— Start of Supplied records —

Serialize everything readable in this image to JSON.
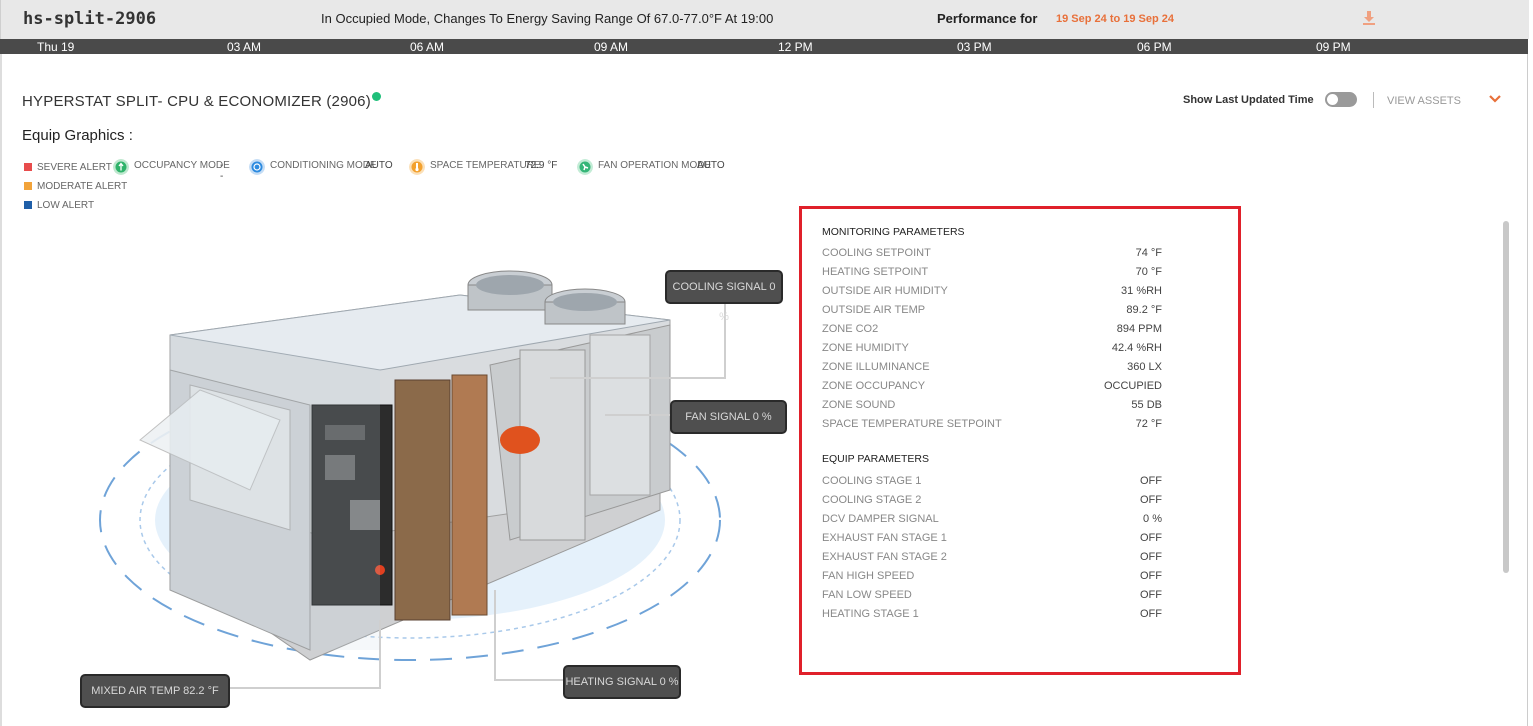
{
  "header": {
    "device_name": "hs-split-2906",
    "message": "In Occupied Mode, Changes To Energy Saving Range Of 67.0-77.0°F At 19:00",
    "performance_label": "Performance for",
    "date_range": "19 Sep 24 to 19 Sep 24",
    "download_icon": "download-icon"
  },
  "timeline": [
    "Thu 19",
    "03 AM",
    "06 AM",
    "09 AM",
    "12 PM",
    "03 PM",
    "06 PM",
    "09 PM"
  ],
  "equip": {
    "title": "HYPERSTAT SPLIT- CPU & ECONOMIZER (2906)",
    "graphics_label": "Equip Graphics :",
    "show_last_updated": "Show Last Updated Time",
    "view_assets": "VIEW ASSETS"
  },
  "legend": {
    "severe": "SEVERE ALERT",
    "moderate": "MODERATE ALERT",
    "low": "LOW ALERT",
    "colors": {
      "severe": "#e84c4c",
      "moderate": "#f2a33a",
      "low": "#1f5fa8"
    }
  },
  "modes": {
    "occupancy_label": "OCCUPANCY MODE",
    "occupancy_value": "--",
    "conditioning_label": "CONDITIONING MODE",
    "conditioning_value": "AUTO",
    "space_temp_label": "SPACE TEMPERATURE",
    "space_temp_value": "72.9 °F",
    "fan_mode_label": "FAN OPERATION MODE",
    "fan_mode_value": "AUTO"
  },
  "callouts": {
    "cooling_signal": "COOLING SIGNAL 0 %",
    "fan_signal": "FAN SIGNAL 0 %",
    "heating_signal": "HEATING SIGNAL 0 %",
    "mixed_air_temp": "MIXED AIR TEMP 82.2 °F"
  },
  "monitoring": {
    "title": "MONITORING PARAMETERS",
    "rows": [
      {
        "label": "COOLING SETPOINT",
        "value": "74 °F"
      },
      {
        "label": "HEATING SETPOINT",
        "value": "70 °F"
      },
      {
        "label": "OUTSIDE AIR HUMIDITY",
        "value": "31 %RH"
      },
      {
        "label": "OUTSIDE AIR TEMP",
        "value": "89.2 °F"
      },
      {
        "label": "ZONE CO2",
        "value": "894 PPM"
      },
      {
        "label": "ZONE HUMIDITY",
        "value": "42.4 %RH"
      },
      {
        "label": "ZONE ILLUMINANCE",
        "value": "360 LX"
      },
      {
        "label": "ZONE OCCUPANCY",
        "value": "OCCUPIED"
      },
      {
        "label": "ZONE SOUND",
        "value": "55 DB"
      },
      {
        "label": "SPACE TEMPERATURE SETPOINT",
        "value": "72 °F"
      }
    ]
  },
  "equip_params": {
    "title": "EQUIP PARAMETERS",
    "rows": [
      {
        "label": "COOLING STAGE 1",
        "value": "OFF"
      },
      {
        "label": "COOLING STAGE 2",
        "value": "OFF"
      },
      {
        "label": "DCV DAMPER SIGNAL",
        "value": "0 %"
      },
      {
        "label": "EXHAUST FAN STAGE 1",
        "value": "OFF"
      },
      {
        "label": "EXHAUST FAN STAGE 2",
        "value": "OFF"
      },
      {
        "label": "FAN HIGH SPEED",
        "value": "OFF"
      },
      {
        "label": "FAN LOW SPEED",
        "value": "OFF"
      },
      {
        "label": "HEATING STAGE 1",
        "value": "OFF"
      }
    ]
  }
}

— End of Supplied records —

_Required task_.
Reproduce all entries without any change, and omit the pictures.

_Output below_.
Serialize everything readable in this image to JSON.
{
  "header": {
    "device_name": "hs-split-2906",
    "message": "In Occupied Mode, Changes To Energy Saving Range Of 67.0-77.0°F At 19:00",
    "performance_label": "Performance for",
    "date_range": "19 Sep 24 to 19 Sep 24",
    "download_icon": "download-icon"
  },
  "timeline": [
    "Thu 19",
    "03 AM",
    "06 AM",
    "09 AM",
    "12 PM",
    "03 PM",
    "06 PM",
    "09 PM"
  ],
  "equip": {
    "title": "HYPERSTAT SPLIT- CPU & ECONOMIZER (2906)",
    "graphics_label": "Equip Graphics :",
    "show_last_updated": "Show Last Updated Time",
    "view_assets": "VIEW ASSETS"
  },
  "legend": {
    "severe": "SEVERE ALERT",
    "moderate": "MODERATE ALERT",
    "low": "LOW ALERT",
    "colors": {
      "severe": "#e84c4c",
      "moderate": "#f2a33a",
      "low": "#1f5fa8"
    }
  },
  "modes": {
    "occupancy_label": "OCCUPANCY MODE",
    "occupancy_value": "--",
    "conditioning_label": "CONDITIONING MODE",
    "conditioning_value": "AUTO",
    "space_temp_label": "SPACE TEMPERATURE",
    "space_temp_value": "72.9 °F",
    "fan_mode_label": "FAN OPERATION MODE",
    "fan_mode_value": "AUTO"
  },
  "callouts": {
    "cooling_signal": "COOLING SIGNAL 0 %",
    "fan_signal": "FAN SIGNAL 0 %",
    "heating_signal": "HEATING SIGNAL 0 %",
    "mixed_air_temp": "MIXED AIR TEMP 82.2 °F"
  },
  "monitoring": {
    "title": "MONITORING PARAMETERS",
    "rows": [
      {
        "label": "COOLING SETPOINT",
        "value": "74 °F"
      },
      {
        "label": "HEATING SETPOINT",
        "value": "70 °F"
      },
      {
        "label": "OUTSIDE AIR HUMIDITY",
        "value": "31 %RH"
      },
      {
        "label": "OUTSIDE AIR TEMP",
        "value": "89.2 °F"
      },
      {
        "label": "ZONE CO2",
        "value": "894 PPM"
      },
      {
        "label": "ZONE HUMIDITY",
        "value": "42.4 %RH"
      },
      {
        "label": "ZONE ILLUMINANCE",
        "value": "360 LX"
      },
      {
        "label": "ZONE OCCUPANCY",
        "value": "OCCUPIED"
      },
      {
        "label": "ZONE SOUND",
        "value": "55 DB"
      },
      {
        "label": "SPACE TEMPERATURE SETPOINT",
        "value": "72 °F"
      }
    ]
  },
  "equip_params": {
    "title": "EQUIP PARAMETERS",
    "rows": [
      {
        "label": "COOLING STAGE 1",
        "value": "OFF"
      },
      {
        "label": "COOLING STAGE 2",
        "value": "OFF"
      },
      {
        "label": "DCV DAMPER SIGNAL",
        "value": "0 %"
      },
      {
        "label": "EXHAUST FAN STAGE 1",
        "value": "OFF"
      },
      {
        "label": "EXHAUST FAN STAGE 2",
        "value": "OFF"
      },
      {
        "label": "FAN HIGH SPEED",
        "value": "OFF"
      },
      {
        "label": "FAN LOW SPEED",
        "value": "OFF"
      },
      {
        "label": "HEATING STAGE 1",
        "value": "OFF"
      }
    ]
  }
}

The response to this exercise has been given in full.